Written task: Transcribe every line exactly and omit anything that is a picture.

[Stored data]
— Start —

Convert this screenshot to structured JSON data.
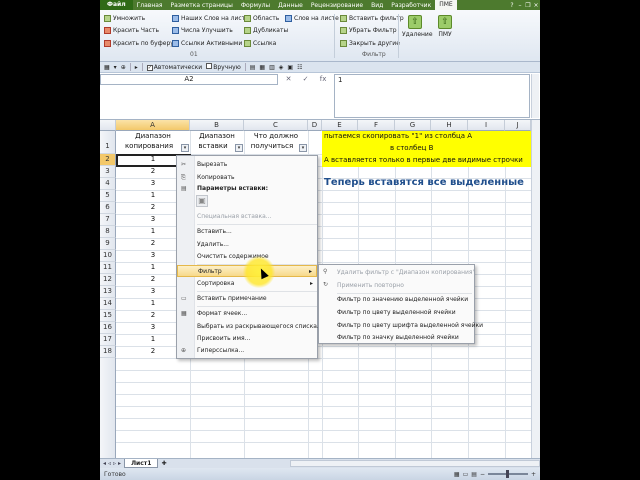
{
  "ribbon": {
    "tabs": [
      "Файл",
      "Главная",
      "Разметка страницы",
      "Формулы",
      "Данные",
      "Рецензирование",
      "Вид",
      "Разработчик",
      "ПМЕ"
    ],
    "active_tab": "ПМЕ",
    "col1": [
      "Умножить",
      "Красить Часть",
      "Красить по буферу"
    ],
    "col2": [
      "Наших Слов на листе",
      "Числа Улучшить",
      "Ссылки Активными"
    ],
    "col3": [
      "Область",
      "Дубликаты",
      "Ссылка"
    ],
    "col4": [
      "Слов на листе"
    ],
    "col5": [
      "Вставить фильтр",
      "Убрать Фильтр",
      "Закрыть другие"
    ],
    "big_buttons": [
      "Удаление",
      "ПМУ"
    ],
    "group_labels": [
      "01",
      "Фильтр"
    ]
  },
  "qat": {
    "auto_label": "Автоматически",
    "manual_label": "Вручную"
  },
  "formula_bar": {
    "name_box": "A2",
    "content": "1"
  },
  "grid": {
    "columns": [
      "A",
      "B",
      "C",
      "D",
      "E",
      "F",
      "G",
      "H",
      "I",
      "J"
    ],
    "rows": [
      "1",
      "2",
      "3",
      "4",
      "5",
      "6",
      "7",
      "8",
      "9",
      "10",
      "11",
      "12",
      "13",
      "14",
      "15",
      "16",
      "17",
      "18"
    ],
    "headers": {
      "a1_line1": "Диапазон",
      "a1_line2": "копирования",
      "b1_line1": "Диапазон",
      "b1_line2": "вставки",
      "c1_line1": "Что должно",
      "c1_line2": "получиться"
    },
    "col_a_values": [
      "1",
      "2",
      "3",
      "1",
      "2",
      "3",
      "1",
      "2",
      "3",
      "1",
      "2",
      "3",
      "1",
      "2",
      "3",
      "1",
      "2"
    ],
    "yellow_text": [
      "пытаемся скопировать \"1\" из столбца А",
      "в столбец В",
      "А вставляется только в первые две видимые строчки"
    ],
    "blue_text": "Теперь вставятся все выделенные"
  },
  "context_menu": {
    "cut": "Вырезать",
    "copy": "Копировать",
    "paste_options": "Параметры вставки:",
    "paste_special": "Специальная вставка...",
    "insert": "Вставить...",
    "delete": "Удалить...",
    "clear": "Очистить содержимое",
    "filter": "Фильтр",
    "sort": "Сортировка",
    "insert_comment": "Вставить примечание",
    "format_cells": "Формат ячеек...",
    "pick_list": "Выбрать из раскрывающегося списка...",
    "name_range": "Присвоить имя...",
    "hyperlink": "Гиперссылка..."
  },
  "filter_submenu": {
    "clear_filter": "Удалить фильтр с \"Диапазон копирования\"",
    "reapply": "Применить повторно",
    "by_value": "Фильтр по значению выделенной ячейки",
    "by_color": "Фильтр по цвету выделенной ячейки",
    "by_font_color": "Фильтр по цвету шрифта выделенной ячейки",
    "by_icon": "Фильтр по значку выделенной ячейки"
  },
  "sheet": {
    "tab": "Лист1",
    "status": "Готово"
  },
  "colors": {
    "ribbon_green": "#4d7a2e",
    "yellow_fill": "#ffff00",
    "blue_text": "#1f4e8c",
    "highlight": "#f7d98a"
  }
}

— End —

Task response:
Convert this screenshot to structured JSON data.
{
  "ribbon": {
    "tabs": [
      "Файл",
      "Главная",
      "Разметка страницы",
      "Формулы",
      "Данные",
      "Рецензирование",
      "Вид",
      "Разработчик",
      "ПМЕ"
    ],
    "active_tab": "ПМЕ",
    "col1": [
      "Умножить",
      "Красить Часть",
      "Красить по буферу"
    ],
    "col2": [
      "Наших Слов на листе",
      "Числа Улучшить",
      "Ссылки Активными"
    ],
    "col3": [
      "Область",
      "Дубликаты",
      "Ссылка"
    ],
    "col4": [
      "Слов на листе"
    ],
    "col5": [
      "Вставить фильтр",
      "Убрать Фильтр",
      "Закрыть другие"
    ],
    "big_buttons": [
      "Удаление",
      "ПМУ"
    ],
    "group_labels": [
      "01",
      "Фильтр"
    ]
  },
  "qat": {
    "auto_label": "Автоматически",
    "manual_label": "Вручную"
  },
  "formula_bar": {
    "name_box": "A2",
    "content": "1"
  },
  "grid": {
    "columns": [
      "A",
      "B",
      "C",
      "D",
      "E",
      "F",
      "G",
      "H",
      "I",
      "J"
    ],
    "rows": [
      "1",
      "2",
      "3",
      "4",
      "5",
      "6",
      "7",
      "8",
      "9",
      "10",
      "11",
      "12",
      "13",
      "14",
      "15",
      "16",
      "17",
      "18"
    ],
    "headers": {
      "a1_line1": "Диапазон",
      "a1_line2": "копирования",
      "b1_line1": "Диапазон",
      "b1_line2": "вставки",
      "c1_line1": "Что должно",
      "c1_line2": "получиться"
    },
    "col_a_values": [
      "1",
      "2",
      "3",
      "1",
      "2",
      "3",
      "1",
      "2",
      "3",
      "1",
      "2",
      "3",
      "1",
      "2",
      "3",
      "1",
      "2"
    ],
    "yellow_text": [
      "пытаемся скопировать \"1\" из столбца А",
      "в столбец В",
      "А вставляется только в первые две видимые строчки"
    ],
    "blue_text": "Теперь вставятся все выделенные"
  },
  "context_menu": {
    "cut": "Вырезать",
    "copy": "Копировать",
    "paste_options": "Параметры вставки:",
    "paste_special": "Специальная вставка...",
    "insert": "Вставить...",
    "delete": "Удалить...",
    "clear": "Очистить содержимое",
    "filter": "Фильтр",
    "sort": "Сортировка",
    "insert_comment": "Вставить примечание",
    "format_cells": "Формат ячеек...",
    "pick_list": "Выбрать из раскрывающегося списка...",
    "name_range": "Присвоить имя...",
    "hyperlink": "Гиперссылка..."
  },
  "filter_submenu": {
    "clear_filter": "Удалить фильтр с \"Диапазон копирования\"",
    "reapply": "Применить повторно",
    "by_value": "Фильтр по значению выделенной ячейки",
    "by_color": "Фильтр по цвету выделенной ячейки",
    "by_font_color": "Фильтр по цвету шрифта выделенной ячейки",
    "by_icon": "Фильтр по значку выделенной ячейки"
  },
  "sheet": {
    "tab": "Лист1",
    "status": "Готово"
  },
  "colors": {
    "ribbon_green": "#4d7a2e",
    "yellow_fill": "#ffff00",
    "blue_text": "#1f4e8c",
    "highlight": "#f7d98a"
  }
}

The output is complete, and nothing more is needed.